Given task: Copy the rows word for word, beginning with the line that contains "scale-label: 0: [796, 653, 806, 672]" and ending after the line that contains "website: www. INTERSUCHO".

Excerpts from a layout annotation set
* * *
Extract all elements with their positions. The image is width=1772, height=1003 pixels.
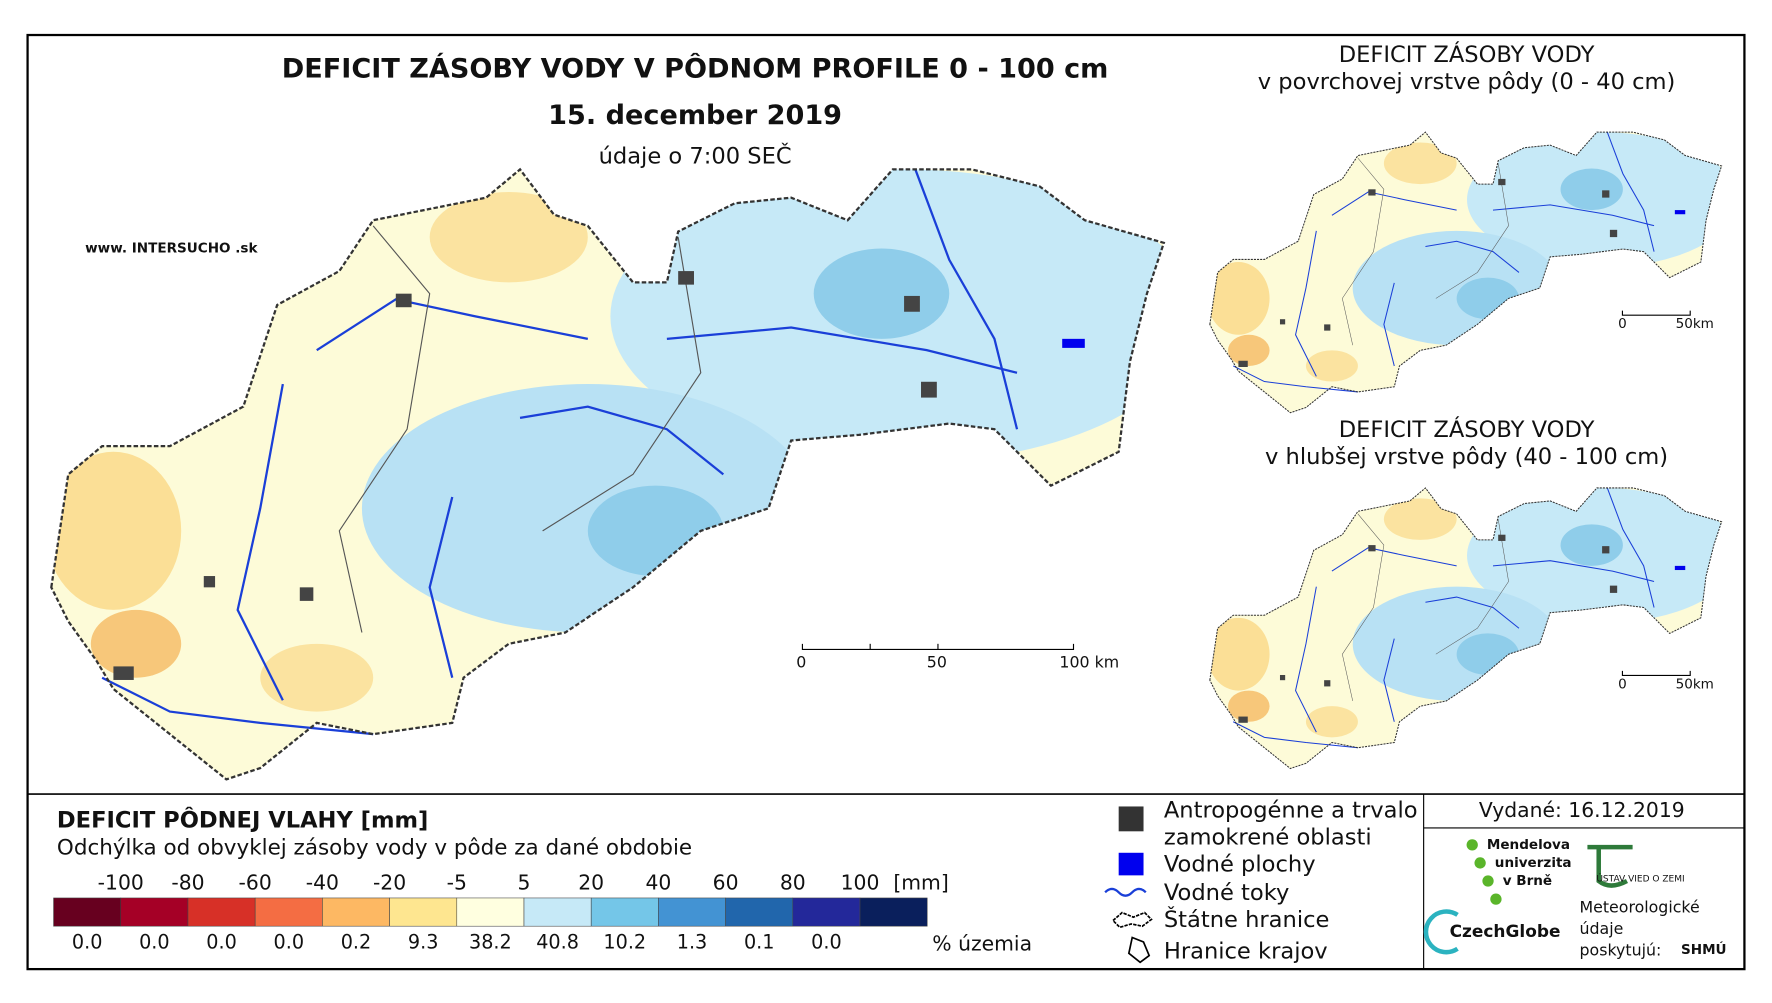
scale-label: 0: [796, 653, 806, 672]
legend-tick: -80: [171, 870, 204, 894]
legend-share: 0.2: [341, 931, 372, 954]
legend-unit: [mm]: [893, 870, 948, 894]
title: DEFICIT ZÁSOBY VODY V PÔDNOM PROFILE 0 -…: [282, 53, 1109, 85]
legend-swatch: [322, 897, 390, 927]
legend-tick: 60: [713, 870, 739, 894]
symbol-label: Vodné plochy: [1164, 852, 1316, 878]
credit: CzechGlobe: [1450, 921, 1561, 941]
scale-label: 50km: [1676, 676, 1714, 692]
legend-tick: 100: [841, 870, 880, 894]
inset-subtitle: v povrchovej vrstve pôdy (0 - 40 cm): [1258, 69, 1676, 95]
scale-label: 50km: [1676, 316, 1714, 332]
legend-share: 10.2: [603, 931, 646, 954]
inset-subtitle: v hlubšej vrstve pôdy (40 - 100 cm): [1265, 444, 1668, 470]
scale-label: 50: [927, 653, 947, 672]
legend-share: 0.0: [72, 931, 103, 954]
website: www. INTERSUCHO .sk: [85, 240, 258, 256]
legend-swatch: [120, 897, 189, 927]
legend-swatch: [859, 897, 928, 927]
credit: Mendelova: [1487, 837, 1570, 853]
shares-label: % územia: [932, 931, 1032, 955]
credit: v Brně: [1503, 873, 1552, 889]
legend-title: DEFICIT PÔDNEJ VLAHY [mm]: [57, 806, 428, 834]
legend-swatch: [187, 897, 256, 927]
legend-swatch: [658, 897, 726, 927]
credit: poskytujú:: [1580, 941, 1662, 960]
legend-tick: 20: [578, 870, 604, 894]
legend-tick: 80: [780, 870, 806, 894]
legend-swatch: [456, 897, 525, 927]
credit: Meteorologické: [1580, 898, 1700, 917]
legend-tick: 5: [518, 870, 531, 894]
symbol-label: Štátne hranice: [1164, 905, 1330, 933]
legend-tick: -5: [447, 870, 467, 894]
symbol-label: Antropogénne a trvalo: [1164, 797, 1418, 823]
credit: ÚSTAV VIED O ZEMI: [1596, 872, 1684, 884]
legend-swatch: [523, 897, 592, 927]
symbol-label: Hranice krajov: [1164, 939, 1328, 965]
legend-share: 0.0: [811, 931, 842, 954]
legend-share: 40.8: [536, 931, 579, 954]
legend-tick: -100: [98, 870, 144, 894]
legend-share: 0.0: [274, 931, 305, 954]
inset-title: DEFICIT ZÁSOBY VODY: [1339, 40, 1595, 68]
legend-tick: 40: [645, 870, 671, 894]
legend-share: 0.1: [744, 931, 775, 954]
color-legend: -100 -80 -60 -40 -20 -5 5 20 40 60 80 100 [mm] 0.0 0.0…: [53, 870, 949, 954]
symbol-label: Vodné toky: [1164, 880, 1290, 906]
legend-share: 0.0: [139, 931, 170, 954]
credit: SHMÚ: [1681, 940, 1727, 958]
legend-swatch: [389, 897, 458, 927]
legend-tick: -40: [306, 870, 339, 894]
inset-title: DEFICIT ZÁSOBY VODY: [1339, 415, 1595, 443]
credit: údaje: [1580, 919, 1624, 938]
legend-tick: -20: [373, 870, 406, 894]
date: 15. december 2019: [548, 100, 842, 131]
legend-share: 0.0: [206, 931, 237, 954]
scale-label: 0: [1618, 676, 1627, 692]
legend-swatch: [590, 897, 659, 927]
time: údaje o 7:00 SEČ: [599, 142, 792, 170]
legend-subtitle: Odchýlka od obvyklej zásoby vody v pôde …: [57, 835, 692, 860]
legend-swatch: [792, 897, 861, 927]
scale-label: 0: [1618, 316, 1627, 332]
legend-swatch: [725, 897, 794, 927]
credit: univerzita: [1495, 855, 1572, 871]
legend-swatch: [53, 897, 122, 927]
legend-share: 9.3: [408, 931, 439, 954]
scale-bar: [801, 643, 1075, 651]
symbol-label: zamokrené oblasti: [1164, 825, 1372, 851]
scale-label: 100 km: [1059, 653, 1119, 672]
issued: Vydané: 16.12.2019: [1479, 798, 1685, 822]
legend-share: 38.2: [469, 931, 512, 954]
legend-swatch: [254, 897, 323, 927]
legend-tick: -60: [239, 870, 272, 894]
legend-share: 1.3: [677, 931, 708, 954]
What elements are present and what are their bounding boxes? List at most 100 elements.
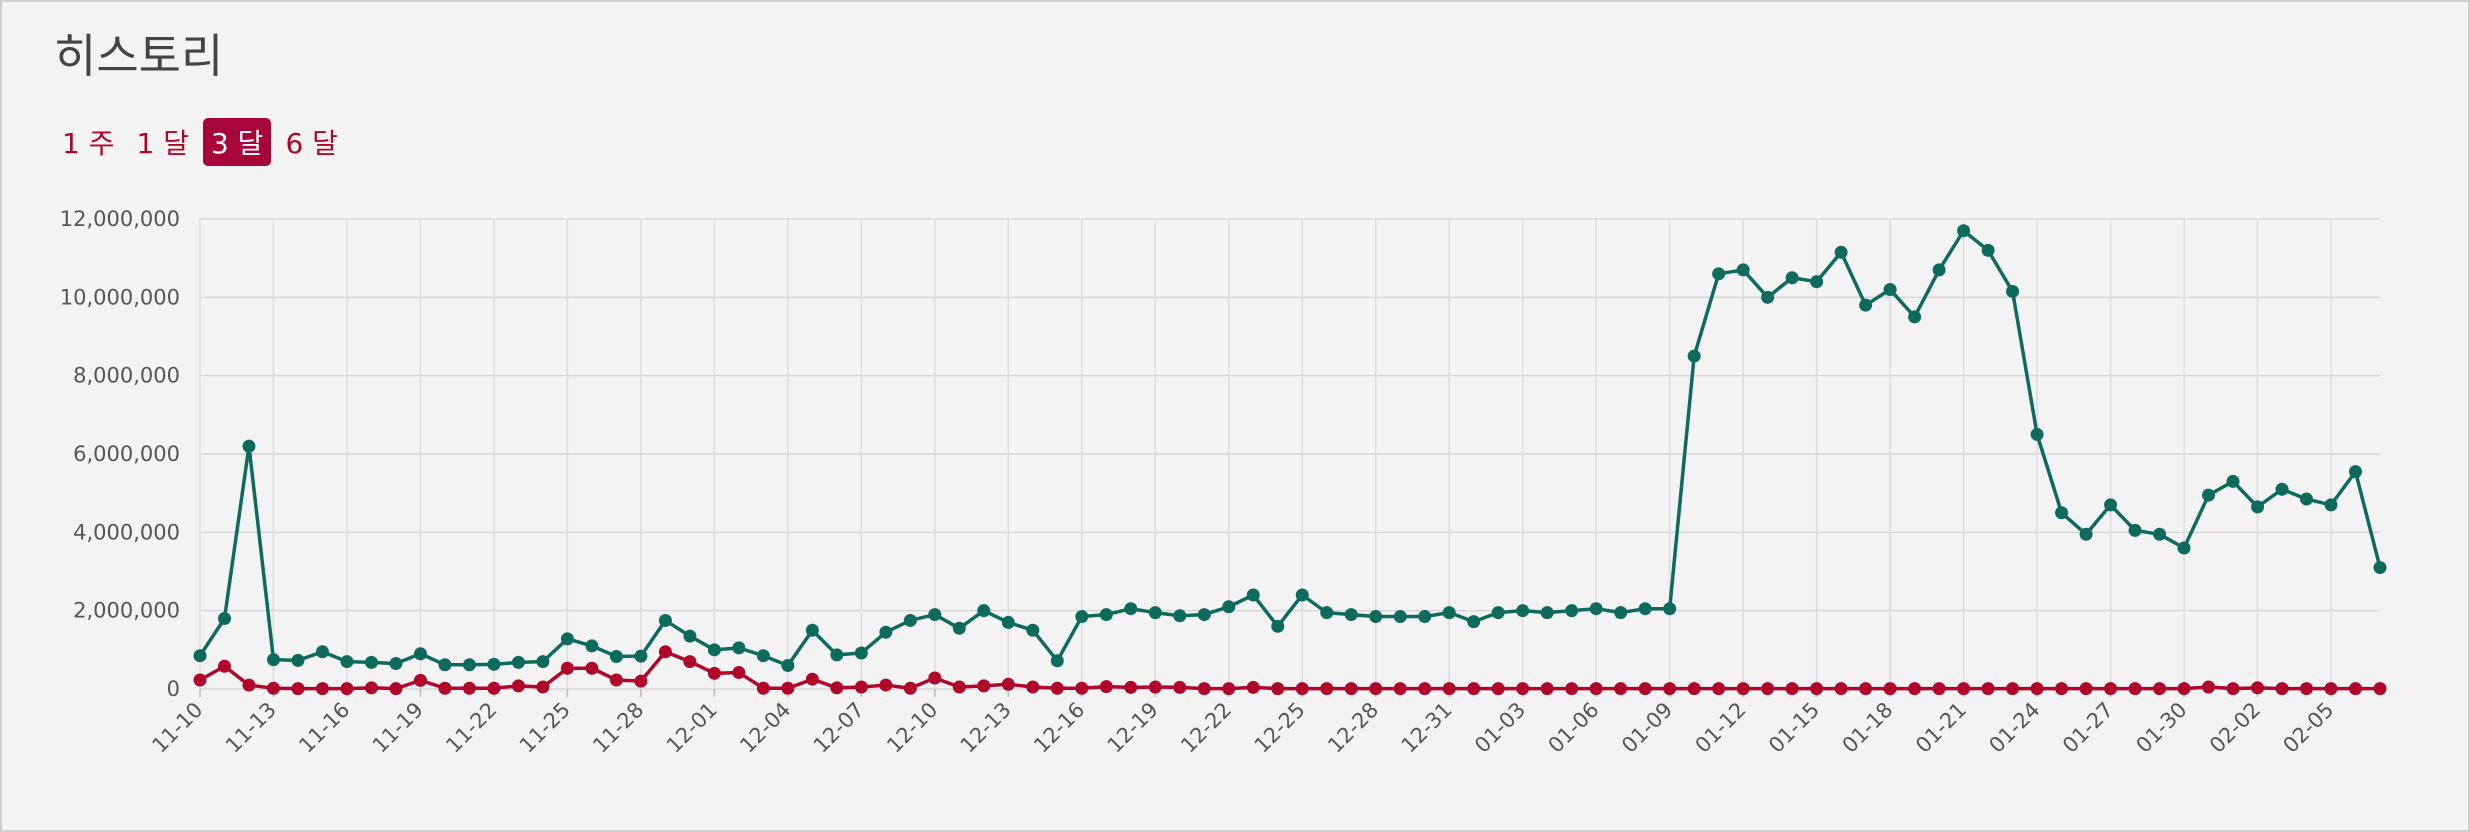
data-point (1540, 606, 1554, 620)
data-point (2202, 488, 2216, 502)
data-point (2104, 682, 2118, 696)
data-point (1785, 271, 1799, 285)
data-point (242, 678, 256, 692)
data-point (585, 661, 599, 675)
data-point (1246, 588, 1260, 602)
range-tab[interactable]: 1 주 (62, 127, 115, 160)
data-point (1173, 609, 1187, 623)
data-point (2030, 682, 2044, 696)
data-point (585, 639, 599, 653)
data-point (217, 659, 231, 673)
data-point (340, 655, 354, 669)
x-tick-label: 02-02 (2205, 698, 2265, 758)
data-point (732, 641, 746, 655)
data-point (1687, 349, 1701, 363)
data-point (1393, 610, 1407, 624)
data-point (1957, 224, 1971, 238)
data-point (634, 649, 648, 663)
data-point (1418, 610, 1432, 624)
data-point (952, 680, 966, 694)
data-point (193, 673, 207, 687)
data-point (658, 645, 672, 659)
data-point (1981, 243, 1995, 257)
data-point (1271, 619, 1285, 633)
data-point (756, 649, 770, 663)
data-point (1369, 682, 1383, 696)
data-point (1761, 682, 1775, 696)
data-point (1614, 682, 1628, 696)
x-tick-label: 01-15 (1764, 698, 1824, 758)
x-tick-label: 12-25 (1250, 698, 1310, 758)
x-tick-label: 01-06 (1544, 698, 1604, 758)
data-point (291, 682, 305, 696)
data-point (1148, 680, 1162, 694)
data-point (413, 673, 427, 687)
data-point (1565, 604, 1579, 618)
range-tabs: 1 주 1 달 3 달 6 달 (54, 118, 346, 166)
data-point (2300, 682, 2314, 696)
data-point (511, 679, 525, 693)
data-point (1197, 608, 1211, 622)
data-point (683, 629, 697, 643)
data-point (977, 604, 991, 618)
range-tab[interactable]: 6 달 (285, 127, 338, 160)
x-tick-label: 12-01 (662, 698, 722, 758)
data-point (364, 655, 378, 669)
data-point (2275, 482, 2289, 496)
series-line (199, 650, 2380, 691)
data-point (1810, 275, 1824, 289)
data-point (2251, 500, 2265, 514)
x-tick-label: 01-24 (1984, 698, 2044, 758)
data-point (683, 655, 697, 669)
data-point (1712, 267, 1726, 281)
data-point (2006, 682, 2020, 696)
x-tick-label: 01-30 (2131, 698, 2191, 758)
data-point (928, 608, 942, 622)
data-point (928, 671, 942, 685)
data-point (1222, 682, 1236, 696)
data-point (1467, 682, 1481, 696)
x-tick-label: 11-10 (147, 698, 207, 758)
data-point (438, 658, 452, 672)
range-tab[interactable]: 3 달 (202, 118, 272, 166)
x-tick-label: 12-28 (1323, 698, 1383, 758)
x-tick-label: 11-22 (441, 698, 501, 758)
range-tab[interactable]: 1 달 (136, 127, 189, 160)
data-point (1246, 680, 1260, 694)
y-tick-label: 12,000,000 (60, 207, 180, 231)
data-point (830, 648, 844, 662)
data-point (487, 681, 501, 695)
data-point (658, 613, 672, 627)
data-point (2275, 682, 2289, 696)
data-point (781, 681, 795, 695)
data-point (2251, 681, 2265, 695)
data-point (1736, 263, 1750, 277)
data-point (266, 681, 280, 695)
data-point (634, 674, 648, 688)
data-point (1638, 602, 1652, 616)
data-point (1124, 602, 1138, 616)
data-point (1124, 680, 1138, 694)
data-point (903, 681, 917, 695)
x-tick-label: 01-21 (1911, 698, 1971, 758)
data-point (1540, 682, 1554, 696)
data-point (1810, 682, 1824, 696)
data-point (2153, 527, 2167, 541)
data-point (1050, 681, 1064, 695)
data-point (2226, 474, 2240, 488)
data-point (1442, 682, 1456, 696)
data-point (879, 678, 893, 692)
data-point (1981, 682, 1995, 696)
y-tick-label: 6,000,000 (73, 442, 180, 466)
data-point (1344, 608, 1358, 622)
data-point (2055, 682, 2069, 696)
data-point (1736, 682, 1750, 696)
y-tick-label: 0 (167, 677, 180, 701)
data-point (2324, 498, 2338, 512)
x-tick-label: 01-12 (1691, 698, 1751, 758)
data-point (1957, 682, 1971, 696)
data-point (781, 659, 795, 672)
data-point (903, 613, 917, 627)
data-point (1932, 682, 1946, 696)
* * *
The output:
scale-label: 0: [796, 653, 806, 672]
legend-tick: -80: [171, 870, 204, 894]
legend-share: 0.2: [341, 931, 372, 954]
legend-unit: [mm]: [893, 870, 948, 894]
title: DEFICIT ZÁSOBY VODY V PÔDNOM PROFILE 0 -…: [282, 53, 1109, 85]
legend-swatch: [322, 897, 390, 927]
legend-tick: 60: [713, 870, 739, 894]
symbol-label: Vodné plochy: [1164, 852, 1316, 878]
credit: CzechGlobe: [1450, 921, 1561, 941]
scale-label: 50km: [1676, 676, 1714, 692]
legend-tick: 100: [841, 870, 880, 894]
inset-subtitle: v povrchovej vrstve pôdy (0 - 40 cm): [1258, 69, 1676, 95]
scale-label: 50km: [1676, 316, 1714, 332]
legend-share: 10.2: [603, 931, 646, 954]
inset-subtitle: v hlubšej vrstve pôdy (40 - 100 cm): [1265, 444, 1668, 470]
scale-label: 50: [927, 653, 947, 672]
legend-share: 0.0: [72, 931, 103, 954]
website: www. INTERSUCHO .sk: [85, 240, 258, 256]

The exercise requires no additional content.